**What to produce:** List all lines of the data that include the string "view".

**Provided information:**
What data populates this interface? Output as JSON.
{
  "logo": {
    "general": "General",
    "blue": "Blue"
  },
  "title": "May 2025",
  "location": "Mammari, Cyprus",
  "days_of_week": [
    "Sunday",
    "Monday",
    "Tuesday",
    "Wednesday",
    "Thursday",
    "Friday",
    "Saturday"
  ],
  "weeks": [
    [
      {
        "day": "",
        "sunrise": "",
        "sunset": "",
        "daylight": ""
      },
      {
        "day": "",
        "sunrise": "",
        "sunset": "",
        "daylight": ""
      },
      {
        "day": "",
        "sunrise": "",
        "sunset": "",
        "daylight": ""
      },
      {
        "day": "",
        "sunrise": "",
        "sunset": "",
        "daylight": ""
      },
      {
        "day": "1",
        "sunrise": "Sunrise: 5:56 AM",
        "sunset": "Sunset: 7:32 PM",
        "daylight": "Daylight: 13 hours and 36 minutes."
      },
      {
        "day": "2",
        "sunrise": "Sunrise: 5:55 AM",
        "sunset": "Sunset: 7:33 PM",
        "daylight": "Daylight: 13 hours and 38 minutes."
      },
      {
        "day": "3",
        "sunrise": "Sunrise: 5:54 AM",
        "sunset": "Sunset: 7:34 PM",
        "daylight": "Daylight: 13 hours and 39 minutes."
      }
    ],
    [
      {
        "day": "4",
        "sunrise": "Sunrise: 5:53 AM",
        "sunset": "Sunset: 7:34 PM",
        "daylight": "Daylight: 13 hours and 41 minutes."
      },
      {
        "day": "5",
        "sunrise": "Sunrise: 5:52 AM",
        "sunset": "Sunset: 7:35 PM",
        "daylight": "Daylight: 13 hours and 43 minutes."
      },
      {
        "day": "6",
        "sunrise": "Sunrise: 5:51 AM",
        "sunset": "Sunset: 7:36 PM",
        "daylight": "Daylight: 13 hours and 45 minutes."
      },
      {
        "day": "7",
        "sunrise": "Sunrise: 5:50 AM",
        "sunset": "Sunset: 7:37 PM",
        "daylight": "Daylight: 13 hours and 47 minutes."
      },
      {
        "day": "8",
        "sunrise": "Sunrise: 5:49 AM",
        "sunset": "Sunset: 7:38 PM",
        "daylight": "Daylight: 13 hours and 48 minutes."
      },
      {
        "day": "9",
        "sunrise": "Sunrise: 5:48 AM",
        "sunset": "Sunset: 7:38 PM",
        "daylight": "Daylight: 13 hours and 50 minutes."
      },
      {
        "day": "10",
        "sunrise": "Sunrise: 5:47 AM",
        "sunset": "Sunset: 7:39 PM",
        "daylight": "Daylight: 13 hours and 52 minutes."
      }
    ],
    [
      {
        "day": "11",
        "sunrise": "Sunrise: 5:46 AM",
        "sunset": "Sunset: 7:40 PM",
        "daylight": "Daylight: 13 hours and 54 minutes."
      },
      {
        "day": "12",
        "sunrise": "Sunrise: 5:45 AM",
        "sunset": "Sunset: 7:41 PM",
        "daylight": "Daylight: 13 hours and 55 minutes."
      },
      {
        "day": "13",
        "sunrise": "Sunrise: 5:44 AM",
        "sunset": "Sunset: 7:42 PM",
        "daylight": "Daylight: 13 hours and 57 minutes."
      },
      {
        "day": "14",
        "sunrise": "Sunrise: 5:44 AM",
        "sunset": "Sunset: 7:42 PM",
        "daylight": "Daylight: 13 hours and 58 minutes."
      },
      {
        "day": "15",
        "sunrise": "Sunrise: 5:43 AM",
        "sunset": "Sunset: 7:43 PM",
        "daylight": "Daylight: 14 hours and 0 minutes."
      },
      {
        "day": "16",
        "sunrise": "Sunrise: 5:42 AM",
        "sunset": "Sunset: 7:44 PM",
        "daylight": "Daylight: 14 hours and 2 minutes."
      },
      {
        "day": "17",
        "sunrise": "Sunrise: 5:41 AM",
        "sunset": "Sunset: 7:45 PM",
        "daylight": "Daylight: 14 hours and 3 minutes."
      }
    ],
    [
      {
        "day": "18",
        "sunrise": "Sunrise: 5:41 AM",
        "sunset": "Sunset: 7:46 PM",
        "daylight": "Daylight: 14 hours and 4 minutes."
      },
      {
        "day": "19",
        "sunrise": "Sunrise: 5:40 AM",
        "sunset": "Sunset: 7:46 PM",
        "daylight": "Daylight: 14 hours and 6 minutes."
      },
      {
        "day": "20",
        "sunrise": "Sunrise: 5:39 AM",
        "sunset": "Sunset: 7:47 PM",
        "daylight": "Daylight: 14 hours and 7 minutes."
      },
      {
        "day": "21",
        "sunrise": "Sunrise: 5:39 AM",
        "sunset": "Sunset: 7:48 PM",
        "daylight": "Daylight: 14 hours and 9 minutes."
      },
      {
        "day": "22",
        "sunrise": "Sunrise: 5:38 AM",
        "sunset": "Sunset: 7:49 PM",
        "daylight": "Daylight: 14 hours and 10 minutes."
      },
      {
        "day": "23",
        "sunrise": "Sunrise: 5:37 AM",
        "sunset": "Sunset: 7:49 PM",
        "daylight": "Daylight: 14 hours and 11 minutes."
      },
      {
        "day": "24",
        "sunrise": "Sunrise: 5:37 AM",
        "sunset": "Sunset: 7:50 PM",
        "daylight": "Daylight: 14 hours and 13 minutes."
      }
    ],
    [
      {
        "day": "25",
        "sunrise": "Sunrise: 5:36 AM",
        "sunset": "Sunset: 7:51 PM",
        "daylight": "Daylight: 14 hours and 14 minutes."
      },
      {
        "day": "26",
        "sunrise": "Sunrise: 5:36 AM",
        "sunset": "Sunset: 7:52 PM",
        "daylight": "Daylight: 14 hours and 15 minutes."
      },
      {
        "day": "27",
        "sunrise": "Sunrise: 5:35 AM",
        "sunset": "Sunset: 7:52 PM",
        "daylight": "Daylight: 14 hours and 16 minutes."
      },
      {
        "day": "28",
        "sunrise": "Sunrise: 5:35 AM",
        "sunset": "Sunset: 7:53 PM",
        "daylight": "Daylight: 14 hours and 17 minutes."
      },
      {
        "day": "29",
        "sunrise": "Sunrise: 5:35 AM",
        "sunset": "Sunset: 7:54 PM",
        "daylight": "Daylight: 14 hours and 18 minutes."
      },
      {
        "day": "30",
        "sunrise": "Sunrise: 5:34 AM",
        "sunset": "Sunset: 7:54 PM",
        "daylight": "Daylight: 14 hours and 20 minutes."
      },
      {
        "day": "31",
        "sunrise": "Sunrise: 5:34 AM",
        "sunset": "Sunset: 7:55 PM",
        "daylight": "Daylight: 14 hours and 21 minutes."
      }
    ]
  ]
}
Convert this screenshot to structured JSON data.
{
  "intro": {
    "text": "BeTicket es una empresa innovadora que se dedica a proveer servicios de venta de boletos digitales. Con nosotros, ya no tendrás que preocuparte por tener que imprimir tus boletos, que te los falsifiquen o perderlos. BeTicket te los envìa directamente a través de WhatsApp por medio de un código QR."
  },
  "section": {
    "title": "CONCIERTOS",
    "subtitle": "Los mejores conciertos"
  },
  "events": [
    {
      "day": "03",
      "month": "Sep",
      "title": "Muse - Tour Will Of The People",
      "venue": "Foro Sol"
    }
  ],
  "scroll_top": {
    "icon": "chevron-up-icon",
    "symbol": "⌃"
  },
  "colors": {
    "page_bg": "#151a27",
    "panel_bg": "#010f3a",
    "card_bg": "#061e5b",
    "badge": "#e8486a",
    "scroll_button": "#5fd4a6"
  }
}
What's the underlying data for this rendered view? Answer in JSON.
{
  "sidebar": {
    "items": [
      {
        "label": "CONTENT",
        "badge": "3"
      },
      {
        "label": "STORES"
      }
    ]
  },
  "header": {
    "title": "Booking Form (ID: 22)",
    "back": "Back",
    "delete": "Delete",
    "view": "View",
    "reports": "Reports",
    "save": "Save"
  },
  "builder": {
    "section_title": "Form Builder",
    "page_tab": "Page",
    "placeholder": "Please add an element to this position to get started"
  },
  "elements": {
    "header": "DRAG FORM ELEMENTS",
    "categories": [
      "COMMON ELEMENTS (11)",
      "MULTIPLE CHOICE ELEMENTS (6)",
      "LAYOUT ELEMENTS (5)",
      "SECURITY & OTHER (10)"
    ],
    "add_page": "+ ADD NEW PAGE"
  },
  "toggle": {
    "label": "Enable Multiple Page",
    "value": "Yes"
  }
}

**Finished exercise:**
What's the underlying data for this rendered view? Answer in JSON.
    "view": "View",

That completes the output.